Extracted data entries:
>>>>>
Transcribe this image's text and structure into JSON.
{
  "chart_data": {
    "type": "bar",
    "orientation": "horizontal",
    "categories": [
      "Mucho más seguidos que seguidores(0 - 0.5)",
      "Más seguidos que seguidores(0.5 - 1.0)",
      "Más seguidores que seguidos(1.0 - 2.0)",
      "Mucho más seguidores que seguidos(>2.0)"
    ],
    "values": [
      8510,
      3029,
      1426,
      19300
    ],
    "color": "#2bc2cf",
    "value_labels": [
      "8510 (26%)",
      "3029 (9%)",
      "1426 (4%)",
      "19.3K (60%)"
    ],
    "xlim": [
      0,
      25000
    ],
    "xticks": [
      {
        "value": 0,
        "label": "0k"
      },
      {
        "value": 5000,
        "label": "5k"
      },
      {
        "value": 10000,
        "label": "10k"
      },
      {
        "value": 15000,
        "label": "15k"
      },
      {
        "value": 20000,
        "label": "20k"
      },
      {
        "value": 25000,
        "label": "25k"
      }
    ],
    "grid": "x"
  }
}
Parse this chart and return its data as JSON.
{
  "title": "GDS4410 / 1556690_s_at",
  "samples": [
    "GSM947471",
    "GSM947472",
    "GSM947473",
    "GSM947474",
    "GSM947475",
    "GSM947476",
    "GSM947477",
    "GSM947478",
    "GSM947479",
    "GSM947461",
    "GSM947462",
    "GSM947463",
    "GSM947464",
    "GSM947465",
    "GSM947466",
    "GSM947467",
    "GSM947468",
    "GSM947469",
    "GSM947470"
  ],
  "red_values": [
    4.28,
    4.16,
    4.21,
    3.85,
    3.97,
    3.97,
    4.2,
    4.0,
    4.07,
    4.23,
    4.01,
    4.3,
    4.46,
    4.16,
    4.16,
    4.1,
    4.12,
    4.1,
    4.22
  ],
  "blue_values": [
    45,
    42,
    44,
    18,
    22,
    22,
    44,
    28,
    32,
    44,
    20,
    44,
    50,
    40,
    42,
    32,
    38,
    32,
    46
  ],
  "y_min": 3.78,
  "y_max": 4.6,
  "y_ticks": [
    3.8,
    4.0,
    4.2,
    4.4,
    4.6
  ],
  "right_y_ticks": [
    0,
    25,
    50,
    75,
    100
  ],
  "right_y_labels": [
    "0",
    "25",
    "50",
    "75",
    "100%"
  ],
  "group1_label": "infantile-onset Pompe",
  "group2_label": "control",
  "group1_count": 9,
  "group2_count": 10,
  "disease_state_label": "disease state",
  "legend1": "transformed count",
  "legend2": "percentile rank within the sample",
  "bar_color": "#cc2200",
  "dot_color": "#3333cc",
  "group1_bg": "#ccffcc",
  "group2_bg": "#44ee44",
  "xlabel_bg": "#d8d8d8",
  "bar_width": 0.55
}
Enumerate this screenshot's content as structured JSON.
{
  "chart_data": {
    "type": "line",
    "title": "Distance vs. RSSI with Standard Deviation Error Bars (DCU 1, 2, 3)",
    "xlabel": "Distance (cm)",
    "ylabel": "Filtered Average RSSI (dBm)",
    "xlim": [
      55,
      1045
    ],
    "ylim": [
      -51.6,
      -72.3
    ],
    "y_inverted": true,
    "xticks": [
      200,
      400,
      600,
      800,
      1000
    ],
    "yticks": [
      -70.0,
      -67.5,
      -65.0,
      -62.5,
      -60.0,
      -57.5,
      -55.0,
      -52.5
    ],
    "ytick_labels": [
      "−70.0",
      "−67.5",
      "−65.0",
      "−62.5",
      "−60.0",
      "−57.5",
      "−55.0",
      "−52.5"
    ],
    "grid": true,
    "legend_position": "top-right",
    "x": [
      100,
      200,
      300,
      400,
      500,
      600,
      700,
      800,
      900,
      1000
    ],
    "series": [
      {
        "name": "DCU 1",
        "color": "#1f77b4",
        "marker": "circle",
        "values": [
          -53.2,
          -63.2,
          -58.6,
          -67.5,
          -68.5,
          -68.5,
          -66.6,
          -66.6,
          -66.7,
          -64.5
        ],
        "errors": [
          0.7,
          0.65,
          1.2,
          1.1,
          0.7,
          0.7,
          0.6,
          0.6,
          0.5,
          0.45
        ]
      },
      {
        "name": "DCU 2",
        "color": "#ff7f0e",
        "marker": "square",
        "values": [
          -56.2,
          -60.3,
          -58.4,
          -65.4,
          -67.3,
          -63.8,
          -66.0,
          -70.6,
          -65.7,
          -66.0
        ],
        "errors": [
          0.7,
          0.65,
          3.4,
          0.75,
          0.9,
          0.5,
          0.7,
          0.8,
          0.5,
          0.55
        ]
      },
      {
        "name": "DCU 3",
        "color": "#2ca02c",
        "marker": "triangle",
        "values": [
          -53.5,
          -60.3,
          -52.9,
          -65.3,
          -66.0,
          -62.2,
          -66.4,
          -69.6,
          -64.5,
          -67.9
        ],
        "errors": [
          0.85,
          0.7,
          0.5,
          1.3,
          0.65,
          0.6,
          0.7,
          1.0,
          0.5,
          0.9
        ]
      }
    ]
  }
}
<<<<<
Stated task: State how many lines of the material contain the string "Mucho", with no other words.

Reply to the task: 2